Begin Records for the task

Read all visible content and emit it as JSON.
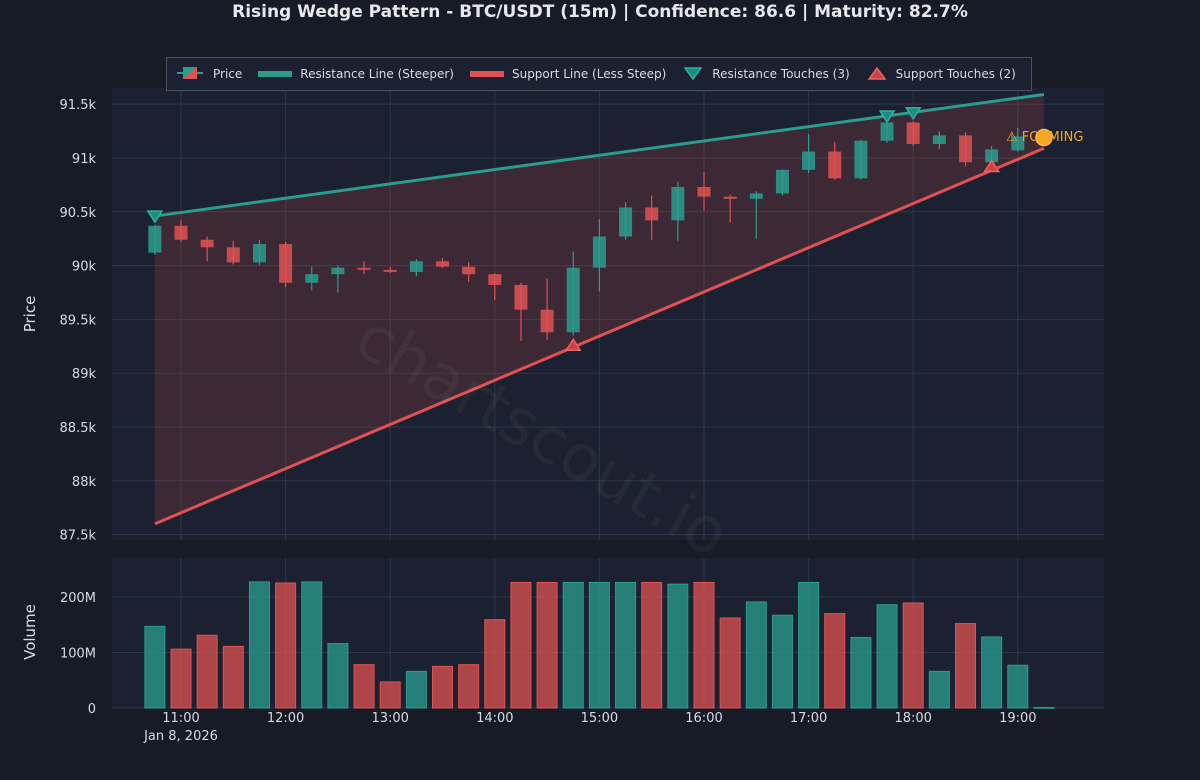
{
  "title": "Rising Wedge Pattern - BTC/USDT (15m) | Confidence: 86.6 | Maturity: 82.7%",
  "watermark": "chartscout.io",
  "colors": {
    "background": "#161b26",
    "panel": "#1b2130",
    "bull": "#2a9d8f",
    "bear": "#e05252",
    "forming": "#f5a623",
    "grid": "#2f3646"
  },
  "legend": {
    "price": "Price",
    "resistance": "Resistance Line (Steeper)",
    "support": "Support Line (Less Steep)",
    "resistance_touches": "Resistance Touches (3)",
    "support_touches": "Support Touches (2)"
  },
  "forming_label": "FORMING",
  "forming_icon": "warning-icon",
  "chart_data": {
    "type": "candlestick",
    "x_tick_labels": [
      "11:00",
      "12:00",
      "13:00",
      "14:00",
      "15:00",
      "16:00",
      "17:00",
      "18:00",
      "19:00"
    ],
    "x_date_label": "Jan 8, 2026",
    "price_panel": {
      "ylabel": "Price",
      "ylim": [
        87450,
        91650
      ],
      "yticks": [
        87500,
        88000,
        88500,
        89000,
        89500,
        90000,
        90500,
        91000,
        91500
      ],
      "ytick_labels": [
        "87.5k",
        "88k",
        "88.5k",
        "89k",
        "89.5k",
        "90k",
        "90.5k",
        "91k",
        "91.5k"
      ]
    },
    "volume_panel": {
      "ylabel": "Volume",
      "ylim": [
        0,
        270
      ],
      "unit": "M",
      "yticks": [
        0,
        100,
        200
      ],
      "ytick_labels": [
        "0",
        "100M",
        "200M"
      ]
    },
    "candles": [
      {
        "t": "10:45",
        "open": 90120,
        "high": 90380,
        "low": 90100,
        "close": 90370,
        "volume": 147
      },
      {
        "t": "11:00",
        "open": 90370,
        "high": 90420,
        "low": 90220,
        "close": 90240,
        "volume": 106
      },
      {
        "t": "11:15",
        "open": 90240,
        "high": 90270,
        "low": 90040,
        "close": 90170,
        "volume": 131
      },
      {
        "t": "11:30",
        "open": 90170,
        "high": 90230,
        "low": 90010,
        "close": 90030,
        "volume": 111
      },
      {
        "t": "11:45",
        "open": 90030,
        "high": 90240,
        "low": 90000,
        "close": 90200,
        "volume": 227
      },
      {
        "t": "12:00",
        "open": 90200,
        "high": 90220,
        "low": 89800,
        "close": 89840,
        "volume": 225
      },
      {
        "t": "12:15",
        "open": 89840,
        "high": 89990,
        "low": 89770,
        "close": 89920,
        "volume": 227
      },
      {
        "t": "12:30",
        "open": 89920,
        "high": 90000,
        "low": 89750,
        "close": 89980,
        "volume": 116
      },
      {
        "t": "12:45",
        "open": 89980,
        "high": 90040,
        "low": 89920,
        "close": 89960,
        "volume": 78
      },
      {
        "t": "13:00",
        "open": 89960,
        "high": 89990,
        "low": 89930,
        "close": 89940,
        "volume": 47
      },
      {
        "t": "13:15",
        "open": 89940,
        "high": 90060,
        "low": 89900,
        "close": 90040,
        "volume": 66
      },
      {
        "t": "13:30",
        "open": 90040,
        "high": 90070,
        "low": 89980,
        "close": 89990,
        "volume": 75
      },
      {
        "t": "13:45",
        "open": 89990,
        "high": 90030,
        "low": 89850,
        "close": 89920,
        "volume": 78
      },
      {
        "t": "14:00",
        "open": 89920,
        "high": 89930,
        "low": 89680,
        "close": 89820,
        "volume": 159
      },
      {
        "t": "14:15",
        "open": 89820,
        "high": 89840,
        "low": 89300,
        "close": 89590,
        "volume": 226
      },
      {
        "t": "14:30",
        "open": 89590,
        "high": 89880,
        "low": 89310,
        "close": 89380,
        "volume": 226
      },
      {
        "t": "14:45",
        "open": 89380,
        "high": 90130,
        "low": 89350,
        "close": 89980,
        "volume": 226
      },
      {
        "t": "15:00",
        "open": 89980,
        "high": 90430,
        "low": 89760,
        "close": 90270,
        "volume": 226
      },
      {
        "t": "15:15",
        "open": 90270,
        "high": 90590,
        "low": 90240,
        "close": 90540,
        "volume": 226
      },
      {
        "t": "15:30",
        "open": 90540,
        "high": 90650,
        "low": 90240,
        "close": 90420,
        "volume": 226
      },
      {
        "t": "15:45",
        "open": 90420,
        "high": 90780,
        "low": 90230,
        "close": 90730,
        "volume": 223
      },
      {
        "t": "16:00",
        "open": 90730,
        "high": 90870,
        "low": 90510,
        "close": 90640,
        "volume": 226
      },
      {
        "t": "16:15",
        "open": 90640,
        "high": 90660,
        "low": 90400,
        "close": 90620,
        "volume": 162
      },
      {
        "t": "16:30",
        "open": 90620,
        "high": 90690,
        "low": 90250,
        "close": 90670,
        "volume": 191
      },
      {
        "t": "16:45",
        "open": 90670,
        "high": 90890,
        "low": 90650,
        "close": 90890,
        "volume": 167
      },
      {
        "t": "17:00",
        "open": 90890,
        "high": 91220,
        "low": 90860,
        "close": 91060,
        "volume": 226
      },
      {
        "t": "17:15",
        "open": 91060,
        "high": 91150,
        "low": 90800,
        "close": 90810,
        "volume": 170
      },
      {
        "t": "17:30",
        "open": 90810,
        "high": 91170,
        "low": 90800,
        "close": 91160,
        "volume": 127
      },
      {
        "t": "17:45",
        "open": 91160,
        "high": 91400,
        "low": 91140,
        "close": 91330,
        "volume": 186
      },
      {
        "t": "18:00",
        "open": 91330,
        "high": 91340,
        "low": 91110,
        "close": 91130,
        "volume": 189
      },
      {
        "t": "18:15",
        "open": 91130,
        "high": 91250,
        "low": 91080,
        "close": 91210,
        "volume": 66
      },
      {
        "t": "18:30",
        "open": 91210,
        "high": 91240,
        "low": 90920,
        "close": 90960,
        "volume": 152
      },
      {
        "t": "18:45",
        "open": 90960,
        "high": 91110,
        "low": 90940,
        "close": 91080,
        "volume": 128
      },
      {
        "t": "19:00",
        "open": 91070,
        "high": 91280,
        "low": 91060,
        "close": 91200,
        "volume": 77
      },
      {
        "t": "19:15",
        "open": 91200,
        "high": 91200,
        "low": 91200,
        "close": 91200,
        "volume": 1
      }
    ],
    "resistance_line": {
      "start": {
        "t": "10:45",
        "price": 90460
      },
      "end": {
        "t": "19:15",
        "price": 91590
      }
    },
    "support_line": {
      "start": {
        "t": "10:45",
        "price": 87600
      },
      "end": {
        "t": "19:15",
        "price": 91090
      }
    },
    "resistance_touches": [
      {
        "t": "10:45",
        "price": 90460
      },
      {
        "t": "17:45",
        "price": 91390
      },
      {
        "t": "18:00",
        "price": 91420
      }
    ],
    "support_touches": [
      {
        "t": "14:45",
        "price": 89260
      },
      {
        "t": "18:45",
        "price": 90920
      }
    ],
    "forming_point": {
      "t": "19:15",
      "price": 91190
    }
  }
}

End Records for the task

### Directive
Write out the listing above again, exactly, but with no pictures in the copy.

### Final result
Read all visible content and emit it as JSON.
{
  "title": "Rising Wedge Pattern - BTC/USDT (15m) | Confidence: 86.6 | Maturity: 82.7%",
  "watermark": "chartscout.io",
  "colors": {
    "background": "#161b26",
    "panel": "#1b2130",
    "bull": "#2a9d8f",
    "bear": "#e05252",
    "forming": "#f5a623",
    "grid": "#2f3646"
  },
  "legend": {
    "price": "Price",
    "resistance": "Resistance Line (Steeper)",
    "support": "Support Line (Less Steep)",
    "resistance_touches": "Resistance Touches (3)",
    "support_touches": "Support Touches (2)"
  },
  "forming_label": "FORMING",
  "forming_icon": "warning-icon",
  "chart_data": {
    "type": "candlestick",
    "x_tick_labels": [
      "11:00",
      "12:00",
      "13:00",
      "14:00",
      "15:00",
      "16:00",
      "17:00",
      "18:00",
      "19:00"
    ],
    "x_date_label": "Jan 8, 2026",
    "price_panel": {
      "ylabel": "Price",
      "ylim": [
        87450,
        91650
      ],
      "yticks": [
        87500,
        88000,
        88500,
        89000,
        89500,
        90000,
        90500,
        91000,
        91500
      ],
      "ytick_labels": [
        "87.5k",
        "88k",
        "88.5k",
        "89k",
        "89.5k",
        "90k",
        "90.5k",
        "91k",
        "91.5k"
      ]
    },
    "volume_panel": {
      "ylabel": "Volume",
      "ylim": [
        0,
        270
      ],
      "unit": "M",
      "yticks": [
        0,
        100,
        200
      ],
      "ytick_labels": [
        "0",
        "100M",
        "200M"
      ]
    },
    "candles": [
      {
        "t": "10:45",
        "open": 90120,
        "high": 90380,
        "low": 90100,
        "close": 90370,
        "volume": 147
      },
      {
        "t": "11:00",
        "open": 90370,
        "high": 90420,
        "low": 90220,
        "close": 90240,
        "volume": 106
      },
      {
        "t": "11:15",
        "open": 90240,
        "high": 90270,
        "low": 90040,
        "close": 90170,
        "volume": 131
      },
      {
        "t": "11:30",
        "open": 90170,
        "high": 90230,
        "low": 90010,
        "close": 90030,
        "volume": 111
      },
      {
        "t": "11:45",
        "open": 90030,
        "high": 90240,
        "low": 90000,
        "close": 90200,
        "volume": 227
      },
      {
        "t": "12:00",
        "open": 90200,
        "high": 90220,
        "low": 89800,
        "close": 89840,
        "volume": 225
      },
      {
        "t": "12:15",
        "open": 89840,
        "high": 89990,
        "low": 89770,
        "close": 89920,
        "volume": 227
      },
      {
        "t": "12:30",
        "open": 89920,
        "high": 90000,
        "low": 89750,
        "close": 89980,
        "volume": 116
      },
      {
        "t": "12:45",
        "open": 89980,
        "high": 90040,
        "low": 89920,
        "close": 89960,
        "volume": 78
      },
      {
        "t": "13:00",
        "open": 89960,
        "high": 89990,
        "low": 89930,
        "close": 89940,
        "volume": 47
      },
      {
        "t": "13:15",
        "open": 89940,
        "high": 90060,
        "low": 89900,
        "close": 90040,
        "volume": 66
      },
      {
        "t": "13:30",
        "open": 90040,
        "high": 90070,
        "low": 89980,
        "close": 89990,
        "volume": 75
      },
      {
        "t": "13:45",
        "open": 89990,
        "high": 90030,
        "low": 89850,
        "close": 89920,
        "volume": 78
      },
      {
        "t": "14:00",
        "open": 89920,
        "high": 89930,
        "low": 89680,
        "close": 89820,
        "volume": 159
      },
      {
        "t": "14:15",
        "open": 89820,
        "high": 89840,
        "low": 89300,
        "close": 89590,
        "volume": 226
      },
      {
        "t": "14:30",
        "open": 89590,
        "high": 89880,
        "low": 89310,
        "close": 89380,
        "volume": 226
      },
      {
        "t": "14:45",
        "open": 89380,
        "high": 90130,
        "low": 89350,
        "close": 89980,
        "volume": 226
      },
      {
        "t": "15:00",
        "open": 89980,
        "high": 90430,
        "low": 89760,
        "close": 90270,
        "volume": 226
      },
      {
        "t": "15:15",
        "open": 90270,
        "high": 90590,
        "low": 90240,
        "close": 90540,
        "volume": 226
      },
      {
        "t": "15:30",
        "open": 90540,
        "high": 90650,
        "low": 90240,
        "close": 90420,
        "volume": 226
      },
      {
        "t": "15:45",
        "open": 90420,
        "high": 90780,
        "low": 90230,
        "close": 90730,
        "volume": 223
      },
      {
        "t": "16:00",
        "open": 90730,
        "high": 90870,
        "low": 90510,
        "close": 90640,
        "volume": 226
      },
      {
        "t": "16:15",
        "open": 90640,
        "high": 90660,
        "low": 90400,
        "close": 90620,
        "volume": 162
      },
      {
        "t": "16:30",
        "open": 90620,
        "high": 90690,
        "low": 90250,
        "close": 90670,
        "volume": 191
      },
      {
        "t": "16:45",
        "open": 90670,
        "high": 90890,
        "low": 90650,
        "close": 90890,
        "volume": 167
      },
      {
        "t": "17:00",
        "open": 90890,
        "high": 91220,
        "low": 90860,
        "close": 91060,
        "volume": 226
      },
      {
        "t": "17:15",
        "open": 91060,
        "high": 91150,
        "low": 90800,
        "close": 90810,
        "volume": 170
      },
      {
        "t": "17:30",
        "open": 90810,
        "high": 91170,
        "low": 90800,
        "close": 91160,
        "volume": 127
      },
      {
        "t": "17:45",
        "open": 91160,
        "high": 91400,
        "low": 91140,
        "close": 91330,
        "volume": 186
      },
      {
        "t": "18:00",
        "open": 91330,
        "high": 91340,
        "low": 91110,
        "close": 91130,
        "volume": 189
      },
      {
        "t": "18:15",
        "open": 91130,
        "high": 91250,
        "low": 91080,
        "close": 91210,
        "volume": 66
      },
      {
        "t": "18:30",
        "open": 91210,
        "high": 91240,
        "low": 90920,
        "close": 90960,
        "volume": 152
      },
      {
        "t": "18:45",
        "open": 90960,
        "high": 91110,
        "low": 90940,
        "close": 91080,
        "volume": 128
      },
      {
        "t": "19:00",
        "open": 91070,
        "high": 91280,
        "low": 91060,
        "close": 91200,
        "volume": 77
      },
      {
        "t": "19:15",
        "open": 91200,
        "high": 91200,
        "low": 91200,
        "close": 91200,
        "volume": 1
      }
    ],
    "resistance_line": {
      "start": {
        "t": "10:45",
        "price": 90460
      },
      "end": {
        "t": "19:15",
        "price": 91590
      }
    },
    "support_line": {
      "start": {
        "t": "10:45",
        "price": 87600
      },
      "end": {
        "t": "19:15",
        "price": 91090
      }
    },
    "resistance_touches": [
      {
        "t": "10:45",
        "price": 90460
      },
      {
        "t": "17:45",
        "price": 91390
      },
      {
        "t": "18:00",
        "price": 91420
      }
    ],
    "support_touches": [
      {
        "t": "14:45",
        "price": 89260
      },
      {
        "t": "18:45",
        "price": 90920
      }
    ],
    "forming_point": {
      "t": "19:15",
      "price": 91190
    }
  }
}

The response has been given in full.